Can you restate the records below word for word?

--- SUPPLIED RECORDS ---

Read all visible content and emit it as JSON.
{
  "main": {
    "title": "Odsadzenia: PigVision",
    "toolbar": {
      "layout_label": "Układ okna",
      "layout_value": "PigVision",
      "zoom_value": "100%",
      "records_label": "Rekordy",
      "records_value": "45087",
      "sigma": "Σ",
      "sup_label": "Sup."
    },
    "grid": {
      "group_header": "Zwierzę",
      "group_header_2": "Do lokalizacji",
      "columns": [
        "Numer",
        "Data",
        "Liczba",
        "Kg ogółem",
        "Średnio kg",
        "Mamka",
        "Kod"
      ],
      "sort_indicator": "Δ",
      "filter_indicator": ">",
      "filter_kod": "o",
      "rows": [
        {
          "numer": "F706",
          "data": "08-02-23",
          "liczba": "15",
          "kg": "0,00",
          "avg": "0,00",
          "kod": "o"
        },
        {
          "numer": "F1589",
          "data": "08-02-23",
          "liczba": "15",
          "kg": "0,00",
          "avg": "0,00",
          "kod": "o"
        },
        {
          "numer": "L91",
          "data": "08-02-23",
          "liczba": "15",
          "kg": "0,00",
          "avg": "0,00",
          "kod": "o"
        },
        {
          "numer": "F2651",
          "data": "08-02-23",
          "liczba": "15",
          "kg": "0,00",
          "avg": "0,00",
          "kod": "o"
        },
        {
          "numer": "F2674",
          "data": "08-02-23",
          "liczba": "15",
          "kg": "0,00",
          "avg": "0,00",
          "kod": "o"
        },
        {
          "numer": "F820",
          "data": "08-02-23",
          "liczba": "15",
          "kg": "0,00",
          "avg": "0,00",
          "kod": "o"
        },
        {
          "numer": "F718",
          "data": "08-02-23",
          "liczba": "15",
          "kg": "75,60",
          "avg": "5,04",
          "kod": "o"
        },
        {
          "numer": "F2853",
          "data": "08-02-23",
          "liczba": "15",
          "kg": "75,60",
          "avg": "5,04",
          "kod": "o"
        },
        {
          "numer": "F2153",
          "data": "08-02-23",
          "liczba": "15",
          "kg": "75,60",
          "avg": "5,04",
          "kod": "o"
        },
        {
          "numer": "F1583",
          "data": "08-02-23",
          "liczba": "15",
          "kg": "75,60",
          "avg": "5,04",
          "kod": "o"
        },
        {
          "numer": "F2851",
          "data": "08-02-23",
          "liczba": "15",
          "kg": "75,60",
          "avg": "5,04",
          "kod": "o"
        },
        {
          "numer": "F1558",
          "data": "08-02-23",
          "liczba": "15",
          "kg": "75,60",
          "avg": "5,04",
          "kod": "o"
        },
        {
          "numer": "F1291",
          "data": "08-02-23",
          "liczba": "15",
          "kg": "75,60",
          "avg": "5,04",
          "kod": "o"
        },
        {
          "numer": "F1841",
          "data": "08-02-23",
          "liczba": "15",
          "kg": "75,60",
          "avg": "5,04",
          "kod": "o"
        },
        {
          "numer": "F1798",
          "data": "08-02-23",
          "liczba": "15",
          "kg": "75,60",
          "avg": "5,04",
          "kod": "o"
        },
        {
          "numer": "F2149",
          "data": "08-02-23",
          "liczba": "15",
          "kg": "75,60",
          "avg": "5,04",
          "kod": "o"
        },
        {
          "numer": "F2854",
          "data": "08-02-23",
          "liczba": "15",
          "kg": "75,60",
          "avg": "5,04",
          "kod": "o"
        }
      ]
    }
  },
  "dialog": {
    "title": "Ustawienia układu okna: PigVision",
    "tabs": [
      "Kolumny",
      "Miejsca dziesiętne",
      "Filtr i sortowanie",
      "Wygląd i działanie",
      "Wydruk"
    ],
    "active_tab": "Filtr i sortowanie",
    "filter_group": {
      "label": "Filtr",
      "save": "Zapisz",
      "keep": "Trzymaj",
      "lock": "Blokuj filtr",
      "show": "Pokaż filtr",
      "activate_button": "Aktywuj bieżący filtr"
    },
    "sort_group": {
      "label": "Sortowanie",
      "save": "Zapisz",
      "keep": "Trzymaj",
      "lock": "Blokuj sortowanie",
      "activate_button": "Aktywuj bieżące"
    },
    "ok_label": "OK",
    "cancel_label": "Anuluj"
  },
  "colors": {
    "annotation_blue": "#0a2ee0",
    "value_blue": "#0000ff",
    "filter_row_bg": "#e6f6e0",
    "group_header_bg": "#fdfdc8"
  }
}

---

● **ANSWER TO THE TASK**
Read all visible content and emit it as JSON.
{
  "main": {
    "title": "Odsadzenia: PigVision",
    "toolbar": {
      "layout_label": "Układ okna",
      "layout_value": "PigVision",
      "zoom_value": "100%",
      "records_label": "Rekordy",
      "records_value": "45087",
      "sigma": "Σ",
      "sup_label": "Sup."
    },
    "grid": {
      "group_header": "Zwierzę",
      "group_header_2": "Do lokalizacji",
      "columns": [
        "Numer",
        "Data",
        "Liczba",
        "Kg ogółem",
        "Średnio kg",
        "Mamka",
        "Kod"
      ],
      "sort_indicator": "Δ",
      "filter_indicator": ">",
      "filter_kod": "o",
      "rows": [
        {
          "numer": "F706",
          "data": "08-02-23",
          "liczba": "15",
          "kg": "0,00",
          "avg": "0,00",
          "kod": "o"
        },
        {
          "numer": "F1589",
          "data": "08-02-23",
          "liczba": "15",
          "kg": "0,00",
          "avg": "0,00",
          "kod": "o"
        },
        {
          "numer": "L91",
          "data": "08-02-23",
          "liczba": "15",
          "kg": "0,00",
          "avg": "0,00",
          "kod": "o"
        },
        {
          "numer": "F2651",
          "data": "08-02-23",
          "liczba": "15",
          "kg": "0,00",
          "avg": "0,00",
          "kod": "o"
        },
        {
          "numer": "F2674",
          "data": "08-02-23",
          "liczba": "15",
          "kg": "0,00",
          "avg": "0,00",
          "kod": "o"
        },
        {
          "numer": "F820",
          "data": "08-02-23",
          "liczba": "15",
          "kg": "0,00",
          "avg": "0,00",
          "kod": "o"
        },
        {
          "numer": "F718",
          "data": "08-02-23",
          "liczba": "15",
          "kg": "75,60",
          "avg": "5,04",
          "kod": "o"
        },
        {
          "numer": "F2853",
          "data": "08-02-23",
          "liczba": "15",
          "kg": "75,60",
          "avg": "5,04",
          "kod": "o"
        },
        {
          "numer": "F2153",
          "data": "08-02-23",
          "liczba": "15",
          "kg": "75,60",
          "avg": "5,04",
          "kod": "o"
        },
        {
          "numer": "F1583",
          "data": "08-02-23",
          "liczba": "15",
          "kg": "75,60",
          "avg": "5,04",
          "kod": "o"
        },
        {
          "numer": "F2851",
          "data": "08-02-23",
          "liczba": "15",
          "kg": "75,60",
          "avg": "5,04",
          "kod": "o"
        },
        {
          "numer": "F1558",
          "data": "08-02-23",
          "liczba": "15",
          "kg": "75,60",
          "avg": "5,04",
          "kod": "o"
        },
        {
          "numer": "F1291",
          "data": "08-02-23",
          "liczba": "15",
          "kg": "75,60",
          "avg": "5,04",
          "kod": "o"
        },
        {
          "numer": "F1841",
          "data": "08-02-23",
          "liczba": "15",
          "kg": "75,60",
          "avg": "5,04",
          "kod": "o"
        },
        {
          "numer": "F1798",
          "data": "08-02-23",
          "liczba": "15",
          "kg": "75,60",
          "avg": "5,04",
          "kod": "o"
        },
        {
          "numer": "F2149",
          "data": "08-02-23",
          "liczba": "15",
          "kg": "75,60",
          "avg": "5,04",
          "kod": "o"
        },
        {
          "numer": "F2854",
          "data": "08-02-23",
          "liczba": "15",
          "kg": "75,60",
          "avg": "5,04",
          "kod": "o"
        }
      ]
    }
  },
  "dialog": {
    "title": "Ustawienia układu okna: PigVision",
    "tabs": [
      "Kolumny",
      "Miejsca dziesiętne",
      "Filtr i sortowanie",
      "Wygląd i działanie",
      "Wydruk"
    ],
    "active_tab": "Filtr i sortowanie",
    "filter_group": {
      "label": "Filtr",
      "save": "Zapisz",
      "keep": "Trzymaj",
      "lock": "Blokuj filtr",
      "show": "Pokaż filtr",
      "activate_button": "Aktywuj bieżący filtr"
    },
    "sort_group": {
      "label": "Sortowanie",
      "save": "Zapisz",
      "keep": "Trzymaj",
      "lock": "Blokuj sortowanie",
      "activate_button": "Aktywuj bieżące"
    },
    "ok_label": "OK",
    "cancel_label": "Anuluj"
  },
  "colors": {
    "annotation_blue": "#0a2ee0",
    "value_blue": "#0000ff",
    "filter_row_bg": "#e6f6e0",
    "group_header_bg": "#fdfdc8"
  }
}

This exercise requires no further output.